Exercise brief:
What follows is a set of entries. Repeat them exactly, but not their pictures.

Data for the task:
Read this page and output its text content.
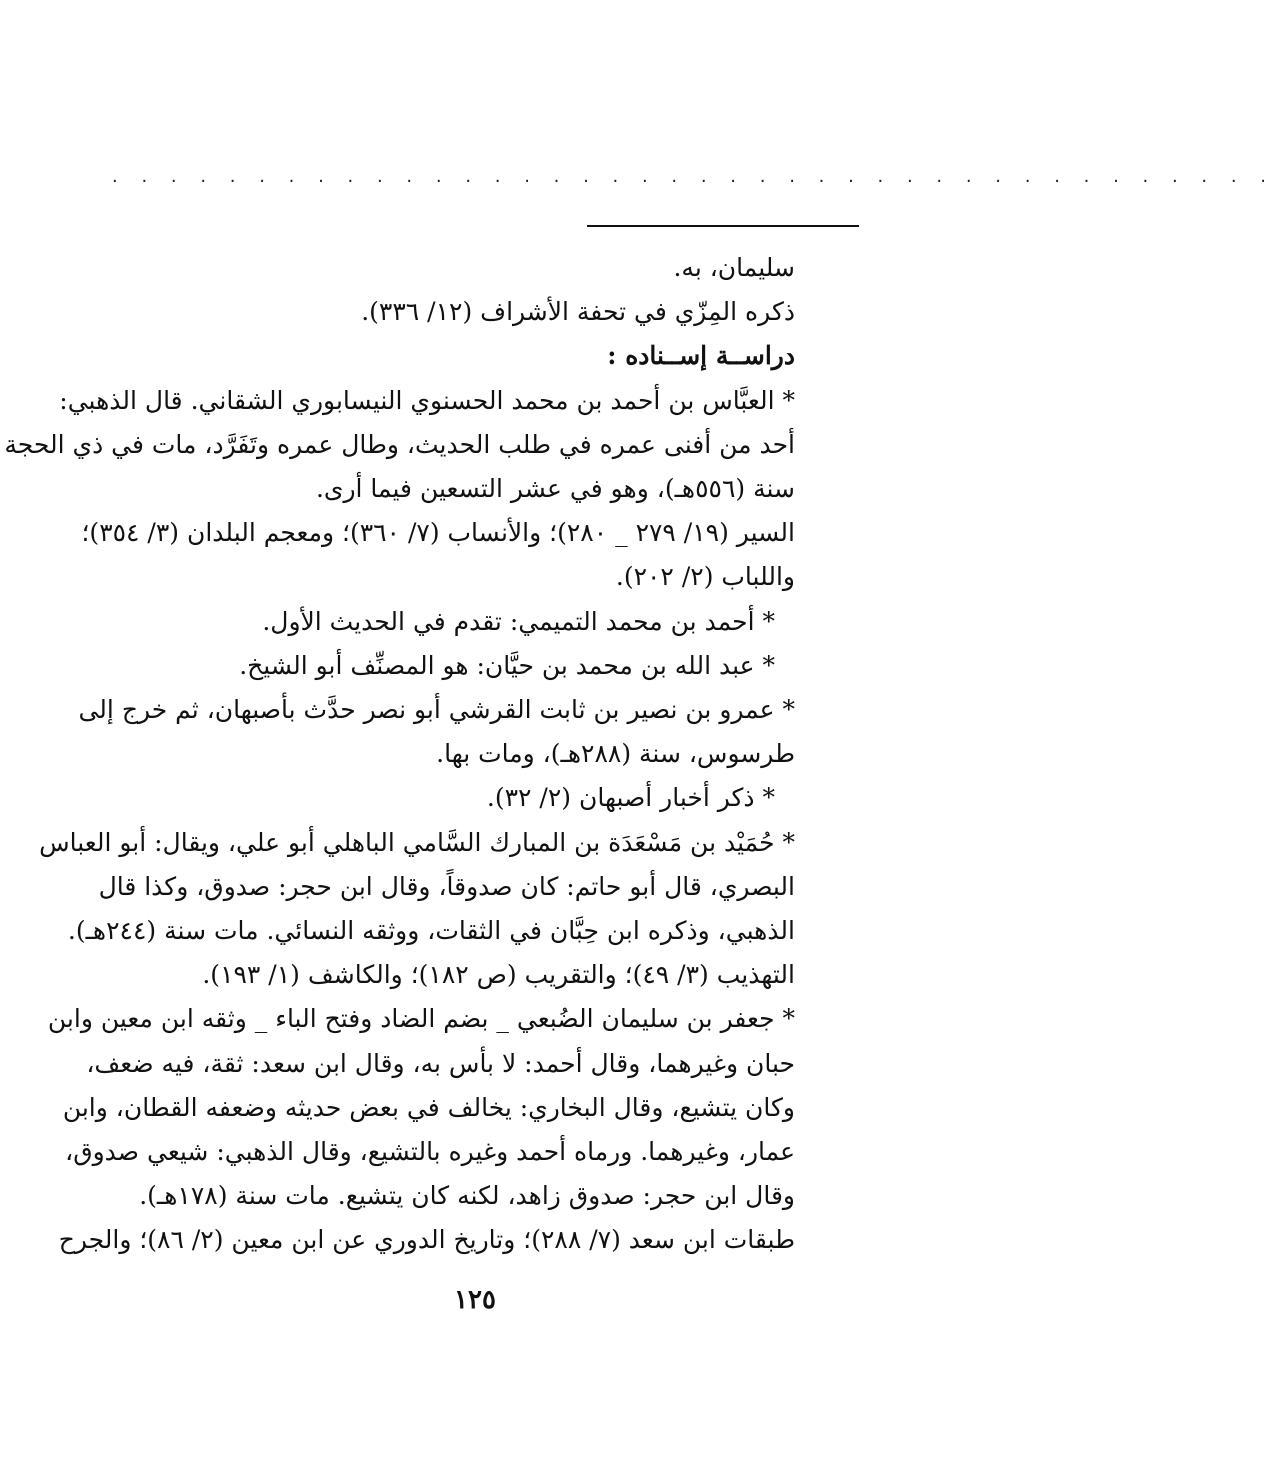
. . . . . . . . . . . . . . . . . . . . . . . . . . . . . . . . . . . . . . . .
سليمان، به.
ذكره المِزّي في تحفة الأشراف (١٢/ ٣٣٦).
دراســة إســناده :
* العبَّاس بن أحمد بن محمد الحسنوي النيسابوري الشقاني. قال الذهبي:
أحد من أفنى عمره في طلب الحديث، وطال عمره وتَفَرَّد، مات في ذي الحجة
سنة (٥٥٦هـ)، وهو في عشر التسعين فيما أرى.
السير (١٩/ ٢٧٩ _ ٢٨٠)؛ والأنساب (٧/ ٣٦٠)؛ ومعجم البلدان (٣/ ٣٥٤)؛
واللباب (٢/ ٢٠٢).
* أحمد بن محمد التميمي: تقدم في الحديث الأول.
* عبد الله بن محمد بن حيَّان: هو المصنِّف أبو الشيخ.
* عمرو بن نصير بن ثابت القرشي أبو نصر حدَّث بأصبهان، ثم خرج إلى
طرسوس، سنة (٢٨٨هـ)، ومات بها.
* ذكر أخبار أصبهان (٢/ ٣٢).
* حُمَيْد بن مَسْعَدَة بن المبارك السَّامي الباهلي أبو علي، ويقال: أبو العباس
البصري، قال أبو حاتم: كان صدوقاً، وقال ابن حجر: صدوق، وكذا قال
الذهبي، وذكره ابن حِبَّان في الثقات، ووثقه النسائي. مات سنة (٢٤٤هـ).
التهذيب (٣/ ٤٩)؛ والتقريب (ص ١٨٢)؛ والكاشف (١/ ١٩٣).
* جعفر بن سليمان الضُبعي _ بضم الضاد وفتح الباء _ وثقه ابن معين وابن
حبان وغيرهما، وقال أحمد: لا بأس به، وقال ابن سعد: ثقة، فيه ضعف،
وكان يتشيع، وقال البخاري: يخالف في بعض حديثه وضعفه القطان، وابن
عمار، وغيرهما. ورماه أحمد وغيره بالتشيع، وقال الذهبي: شيعي صدوق،
وقال ابن حجر: صدوق زاهد، لكنه كان يتشيع. مات سنة (١٧٨هـ).
طبقات ابن سعد (٧/ ٢٨٨)؛ وتاريخ الدوري عن ابن معين (٢/ ٨٦)؛ والجرح
١٢٥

Solution to the exercise:
Read this page and output its text content.
. . . . . . . . . . . . . . . . . . . . . . . . . . . . . . . . . . . . . . . .
سليمان، به.
ذكره المِزّي في تحفة الأشراف (١٢/ ٣٣٦).
دراســة إســناده :
* العبَّاس بن أحمد بن محمد الحسنوي النيسابوري الشقاني. قال الذهبي:
أحد من أفنى عمره في طلب الحديث، وطال عمره وتَفَرَّد، مات في ذي الحجة
سنة (٥٥٦هـ)، وهو في عشر التسعين فيما أرى.
السير (١٩/ ٢٧٩ _ ٢٨٠)؛ والأنساب (٧/ ٣٦٠)؛ ومعجم البلدان (٣/ ٣٥٤)؛
واللباب (٢/ ٢٠٢).
* أحمد بن محمد التميمي: تقدم في الحديث الأول.
* عبد الله بن محمد بن حيَّان: هو المصنِّف أبو الشيخ.
* عمرو بن نصير بن ثابت القرشي أبو نصر حدَّث بأصبهان، ثم خرج إلى
طرسوس، سنة (٢٨٨هـ)، ومات بها.
* ذكر أخبار أصبهان (٢/ ٣٢).
* حُمَيْد بن مَسْعَدَة بن المبارك السَّامي الباهلي أبو علي، ويقال: أبو العباس
البصري، قال أبو حاتم: كان صدوقاً، وقال ابن حجر: صدوق، وكذا قال
الذهبي، وذكره ابن حِبَّان في الثقات، ووثقه النسائي. مات سنة (٢٤٤هـ).
التهذيب (٣/ ٤٩)؛ والتقريب (ص ١٨٢)؛ والكاشف (١/ ١٩٣).
* جعفر بن سليمان الضُبعي _ بضم الضاد وفتح الباء _ وثقه ابن معين وابن
حبان وغيرهما، وقال أحمد: لا بأس به، وقال ابن سعد: ثقة، فيه ضعف،
وكان يتشيع، وقال البخاري: يخالف في بعض حديثه وضعفه القطان، وابن
عمار، وغيرهما. ورماه أحمد وغيره بالتشيع، وقال الذهبي: شيعي صدوق،
وقال ابن حجر: صدوق زاهد، لكنه كان يتشيع. مات سنة (١٧٨هـ).
طبقات ابن سعد (٧/ ٢٨٨)؛ وتاريخ الدوري عن ابن معين (٢/ ٨٦)؛ والجرح
١٢٥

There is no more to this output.